--- WORK TO BE COMPLETED ---
All of the entries must be reproduced exactly, with no images carried over.

Collected data
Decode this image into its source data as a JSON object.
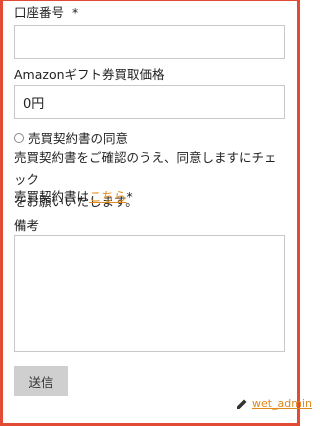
{
  "form": {
    "account_number": {
      "label": "口座番号",
      "required_mark": "*",
      "value": ""
    },
    "amazon_price": {
      "label": "Amazonギフト券買取価格",
      "value": "0円"
    },
    "agreement": {
      "checkbox_label": "売買契約書の同意",
      "description_line1": "売買契約書をご確認のうえ、同意しますにチェック",
      "description_line2": "をお願いいたします。",
      "contract_prefix": "売買契約書は",
      "contract_link": "こちら",
      "contract_required_mark": "*"
    },
    "notes": {
      "label": "備考",
      "value": ""
    },
    "submit_label": "送信"
  },
  "footer": {
    "editor_name": "wet_admin"
  },
  "colors": {
    "frame": "#e24a33",
    "link": "#e08a1e",
    "button_bg": "#cfcfcf"
  },
  "icons": {
    "edit": "pencil-icon",
    "checkbox": "radio-circle"
  }
}
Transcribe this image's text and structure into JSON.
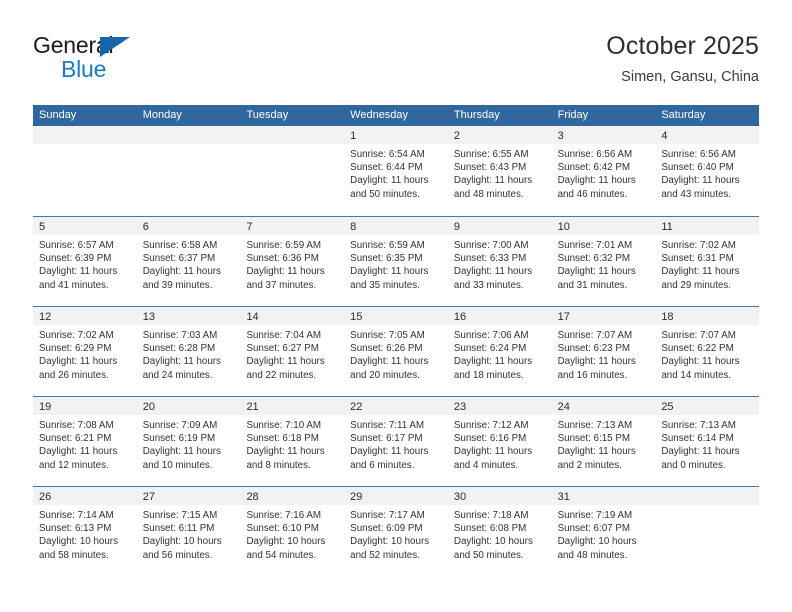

--- RESULT OF THE TASK ---
Decode this image into its source data as a JSON object.
{
  "form": {
    "account_number": {
      "label": "口座番号",
      "required_mark": "*",
      "value": ""
    },
    "amazon_price": {
      "label": "Amazonギフト券買取価格",
      "value": "0円"
    },
    "agreement": {
      "checkbox_label": "売買契約書の同意",
      "description_line1": "売買契約書をご確認のうえ、同意しますにチェック",
      "description_line2": "をお願いいたします。",
      "contract_prefix": "売買契約書は",
      "contract_link": "こちら",
      "contract_required_mark": "*"
    },
    "notes": {
      "label": "備考",
      "value": ""
    },
    "submit_label": "送信"
  },
  "footer": {
    "editor_name": "wet_admin"
  },
  "colors": {
    "frame": "#e24a33",
    "link": "#e08a1e",
    "button_bg": "#cfcfcf"
  },
  "icons": {
    "edit": "pencil-icon",
    "checkbox": "radio-circle"
  }
}
Transcribe this image's text and structure into JSON.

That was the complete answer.